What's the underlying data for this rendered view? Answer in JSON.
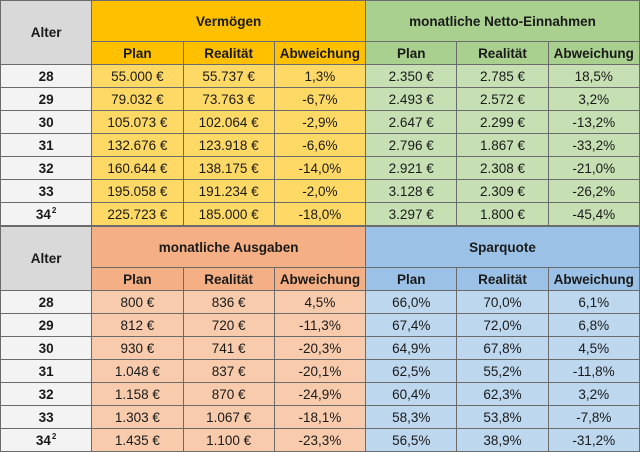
{
  "age_header": "Alter",
  "sub_headers": [
    "Plan",
    "Realität",
    "Abweichung"
  ],
  "top": {
    "ages": [
      {
        "value": "28",
        "sup": ""
      },
      {
        "value": "29",
        "sup": ""
      },
      {
        "value": "30",
        "sup": ""
      },
      {
        "value": "31",
        "sup": ""
      },
      {
        "value": "32",
        "sup": ""
      },
      {
        "value": "33",
        "sup": ""
      },
      {
        "value": "34",
        "sup": "2"
      }
    ],
    "groups": [
      {
        "title": "Vermögen",
        "header_color": "#ffc000",
        "cell_color": "#ffd966",
        "rows": [
          [
            "55.000 €",
            "55.737 €",
            "1,3%"
          ],
          [
            "79.032 €",
            "73.763 €",
            "-6,7%"
          ],
          [
            "105.073 €",
            "102.064 €",
            "-2,9%"
          ],
          [
            "132.676 €",
            "123.918 €",
            "-6,6%"
          ],
          [
            "160.644 €",
            "138.175 €",
            "-14,0%"
          ],
          [
            "195.058 €",
            "191.234 €",
            "-2,0%"
          ],
          [
            "225.723 €",
            "185.000 €",
            "-18,0%"
          ]
        ]
      },
      {
        "title": "monatliche Netto-Einnahmen",
        "header_color": "#a9d08e",
        "cell_color": "#c6e0b4",
        "rows": [
          [
            "2.350 €",
            "2.785 €",
            "18,5%"
          ],
          [
            "2.493 €",
            "2.572 €",
            "3,2%"
          ],
          [
            "2.647 €",
            "2.299 €",
            "-13,2%"
          ],
          [
            "2.796 €",
            "1.867 €",
            "-33,2%"
          ],
          [
            "2.921 €",
            "2.308 €",
            "-21,0%"
          ],
          [
            "3.128 €",
            "2.309 €",
            "-26,2%"
          ],
          [
            "3.297 €",
            "1.800 €",
            "-45,4%"
          ]
        ]
      }
    ]
  },
  "bottom": {
    "ages": [
      {
        "value": "28",
        "sup": ""
      },
      {
        "value": "29",
        "sup": ""
      },
      {
        "value": "30",
        "sup": ""
      },
      {
        "value": "31",
        "sup": ""
      },
      {
        "value": "32",
        "sup": ""
      },
      {
        "value": "33",
        "sup": ""
      },
      {
        "value": "34",
        "sup": "2"
      }
    ],
    "groups": [
      {
        "title": "monatliche Ausgaben",
        "header_color": "#f4b084",
        "cell_color": "#f8cbad",
        "rows": [
          [
            "800 €",
            "836 €",
            "4,5%"
          ],
          [
            "812 €",
            "720 €",
            "-11,3%"
          ],
          [
            "930 €",
            "741 €",
            "-20,3%"
          ],
          [
            "1.048 €",
            "837 €",
            "-20,1%"
          ],
          [
            "1.158 €",
            "870 €",
            "-24,9%"
          ],
          [
            "1.303 €",
            "1.067 €",
            "-18,1%"
          ],
          [
            "1.435 €",
            "1.100 €",
            "-23,3%"
          ]
        ]
      },
      {
        "title": "Sparquote",
        "header_color": "#9bc2e6",
        "cell_color": "#bdd7ee",
        "rows": [
          [
            "66,0%",
            "70,0%",
            "6,1%"
          ],
          [
            "67,4%",
            "72,0%",
            "6,8%"
          ],
          [
            "64,9%",
            "67,8%",
            "4,5%"
          ],
          [
            "62,5%",
            "55,2%",
            "-11,8%"
          ],
          [
            "60,4%",
            "62,3%",
            "3,2%"
          ],
          [
            "58,3%",
            "53,8%",
            "-7,8%"
          ],
          [
            "56,5%",
            "38,9%",
            "-31,2%"
          ]
        ]
      }
    ]
  }
}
----
WRITTEN INSTRUCTION
Repeat the full listing above exactly, with no pictures in the copy.

RESPONSE FOR THIS EXERCISE
What's the underlying data for this rendered view? Answer in JSON.
{
  "age_header": "Alter",
  "sub_headers": [
    "Plan",
    "Realität",
    "Abweichung"
  ],
  "top": {
    "ages": [
      {
        "value": "28",
        "sup": ""
      },
      {
        "value": "29",
        "sup": ""
      },
      {
        "value": "30",
        "sup": ""
      },
      {
        "value": "31",
        "sup": ""
      },
      {
        "value": "32",
        "sup": ""
      },
      {
        "value": "33",
        "sup": ""
      },
      {
        "value": "34",
        "sup": "2"
      }
    ],
    "groups": [
      {
        "title": "Vermögen",
        "header_color": "#ffc000",
        "cell_color": "#ffd966",
        "rows": [
          [
            "55.000 €",
            "55.737 €",
            "1,3%"
          ],
          [
            "79.032 €",
            "73.763 €",
            "-6,7%"
          ],
          [
            "105.073 €",
            "102.064 €",
            "-2,9%"
          ],
          [
            "132.676 €",
            "123.918 €",
            "-6,6%"
          ],
          [
            "160.644 €",
            "138.175 €",
            "-14,0%"
          ],
          [
            "195.058 €",
            "191.234 €",
            "-2,0%"
          ],
          [
            "225.723 €",
            "185.000 €",
            "-18,0%"
          ]
        ]
      },
      {
        "title": "monatliche Netto-Einnahmen",
        "header_color": "#a9d08e",
        "cell_color": "#c6e0b4",
        "rows": [
          [
            "2.350 €",
            "2.785 €",
            "18,5%"
          ],
          [
            "2.493 €",
            "2.572 €",
            "3,2%"
          ],
          [
            "2.647 €",
            "2.299 €",
            "-13,2%"
          ],
          [
            "2.796 €",
            "1.867 €",
            "-33,2%"
          ],
          [
            "2.921 €",
            "2.308 €",
            "-21,0%"
          ],
          [
            "3.128 €",
            "2.309 €",
            "-26,2%"
          ],
          [
            "3.297 €",
            "1.800 €",
            "-45,4%"
          ]
        ]
      }
    ]
  },
  "bottom": {
    "ages": [
      {
        "value": "28",
        "sup": ""
      },
      {
        "value": "29",
        "sup": ""
      },
      {
        "value": "30",
        "sup": ""
      },
      {
        "value": "31",
        "sup": ""
      },
      {
        "value": "32",
        "sup": ""
      },
      {
        "value": "33",
        "sup": ""
      },
      {
        "value": "34",
        "sup": "2"
      }
    ],
    "groups": [
      {
        "title": "monatliche Ausgaben",
        "header_color": "#f4b084",
        "cell_color": "#f8cbad",
        "rows": [
          [
            "800 €",
            "836 €",
            "4,5%"
          ],
          [
            "812 €",
            "720 €",
            "-11,3%"
          ],
          [
            "930 €",
            "741 €",
            "-20,3%"
          ],
          [
            "1.048 €",
            "837 €",
            "-20,1%"
          ],
          [
            "1.158 €",
            "870 €",
            "-24,9%"
          ],
          [
            "1.303 €",
            "1.067 €",
            "-18,1%"
          ],
          [
            "1.435 €",
            "1.100 €",
            "-23,3%"
          ]
        ]
      },
      {
        "title": "Sparquote",
        "header_color": "#9bc2e6",
        "cell_color": "#bdd7ee",
        "rows": [
          [
            "66,0%",
            "70,0%",
            "6,1%"
          ],
          [
            "67,4%",
            "72,0%",
            "6,8%"
          ],
          [
            "64,9%",
            "67,8%",
            "4,5%"
          ],
          [
            "62,5%",
            "55,2%",
            "-11,8%"
          ],
          [
            "60,4%",
            "62,3%",
            "3,2%"
          ],
          [
            "58,3%",
            "53,8%",
            "-7,8%"
          ],
          [
            "56,5%",
            "38,9%",
            "-31,2%"
          ]
        ]
      }
    ]
  }
}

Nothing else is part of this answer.